**Stored data**:
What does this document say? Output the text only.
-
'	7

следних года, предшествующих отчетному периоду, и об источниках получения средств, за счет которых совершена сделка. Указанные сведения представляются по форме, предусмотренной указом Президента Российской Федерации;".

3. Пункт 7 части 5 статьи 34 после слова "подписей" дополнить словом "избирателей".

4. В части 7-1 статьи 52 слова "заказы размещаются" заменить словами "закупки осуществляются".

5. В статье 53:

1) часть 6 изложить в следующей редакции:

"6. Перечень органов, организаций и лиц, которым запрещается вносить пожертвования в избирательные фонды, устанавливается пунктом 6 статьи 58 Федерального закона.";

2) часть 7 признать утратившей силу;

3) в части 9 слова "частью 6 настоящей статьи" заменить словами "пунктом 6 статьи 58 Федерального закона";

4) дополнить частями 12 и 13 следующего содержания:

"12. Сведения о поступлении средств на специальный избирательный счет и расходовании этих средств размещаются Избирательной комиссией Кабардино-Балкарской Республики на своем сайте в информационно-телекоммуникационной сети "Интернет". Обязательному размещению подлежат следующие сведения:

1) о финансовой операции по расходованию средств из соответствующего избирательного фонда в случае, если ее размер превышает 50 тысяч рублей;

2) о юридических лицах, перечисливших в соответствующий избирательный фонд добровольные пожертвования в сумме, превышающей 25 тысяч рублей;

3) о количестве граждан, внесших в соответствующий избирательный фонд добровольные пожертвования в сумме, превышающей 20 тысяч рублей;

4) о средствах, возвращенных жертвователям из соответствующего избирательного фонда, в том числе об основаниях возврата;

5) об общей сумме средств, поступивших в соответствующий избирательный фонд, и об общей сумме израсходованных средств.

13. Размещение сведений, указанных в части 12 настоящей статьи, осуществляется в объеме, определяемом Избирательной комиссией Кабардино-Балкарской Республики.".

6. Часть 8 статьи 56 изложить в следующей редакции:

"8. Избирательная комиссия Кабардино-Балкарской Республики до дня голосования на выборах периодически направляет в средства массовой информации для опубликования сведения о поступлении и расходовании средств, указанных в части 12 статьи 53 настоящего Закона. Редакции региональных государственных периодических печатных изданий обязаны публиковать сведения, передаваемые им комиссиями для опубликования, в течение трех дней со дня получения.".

**Aim**: Extract the listing in its entirety, matching it exactly.

**Task solution**:
What does this document say? Output the text only.
-
'	7

следних года, предшествующих отчетному периоду, и об источниках получения средств, за счет которых совершена сделка. Указанные сведения представляются по форме, предусмотренной указом Президента Российской Федерации;".

3. Пункт 7 части 5 статьи 34 после слова "подписей" дополнить словом "избирателей".

4. В части 7-1 статьи 52 слова "заказы размещаются" заменить словами "закупки осуществляются".

5. В статье 53:

1) часть 6 изложить в следующей редакции:

"6. Перечень органов, организаций и лиц, которым запрещается вносить пожертвования в избирательные фонды, устанавливается пунктом 6 статьи 58 Федерального закона.";

2) часть 7 признать утратившей силу;

3) в части 9 слова "частью 6 настоящей статьи" заменить словами "пунктом 6 статьи 58 Федерального закона";

4) дополнить частями 12 и 13 следующего содержания:

"12. Сведения о поступлении средств на специальный избирательный счет и расходовании этих средств размещаются Избирательной комиссией Кабардино-Балкарской Республики на своем сайте в информационно-телекоммуникационной сети "Интернет". Обязательному размещению подлежат следующие сведения:

1) о финансовой операции по расходованию средств из соответствующего избирательного фонда в случае, если ее размер превышает 50 тысяч рублей;

2) о юридических лицах, перечисливших в соответствующий избирательный фонд добровольные пожертвования в сумме, превышающей 25 тысяч рублей;

3) о количестве граждан, внесших в соответствующий избирательный фонд добровольные пожертвования в сумме, превышающей 20 тысяч рублей;

4) о средствах, возвращенных жертвователям из соответствующего избирательного фонда, в том числе об основаниях возврата;

5) об общей сумме средств, поступивших в соответствующий избирательный фонд, и об общей сумме израсходованных средств.

13. Размещение сведений, указанных в части 12 настоящей статьи, осуществляется в объеме, определяемом Избирательной комиссией Кабардино-Балкарской Республики.".

6. Часть 8 статьи 56 изложить в следующей редакции:

"8. Избирательная комиссия Кабардино-Балкарской Республики до дня голосования на выборах периодически направляет в средства массовой информации для опубликования сведения о поступлении и расходовании средств, указанных в части 12 статьи 53 настоящего Закона. Редакции региональных государственных периодических печатных изданий обязаны публиковать сведения, передаваемые им комиссиями для опубликования, в течение трех дней со дня получения.".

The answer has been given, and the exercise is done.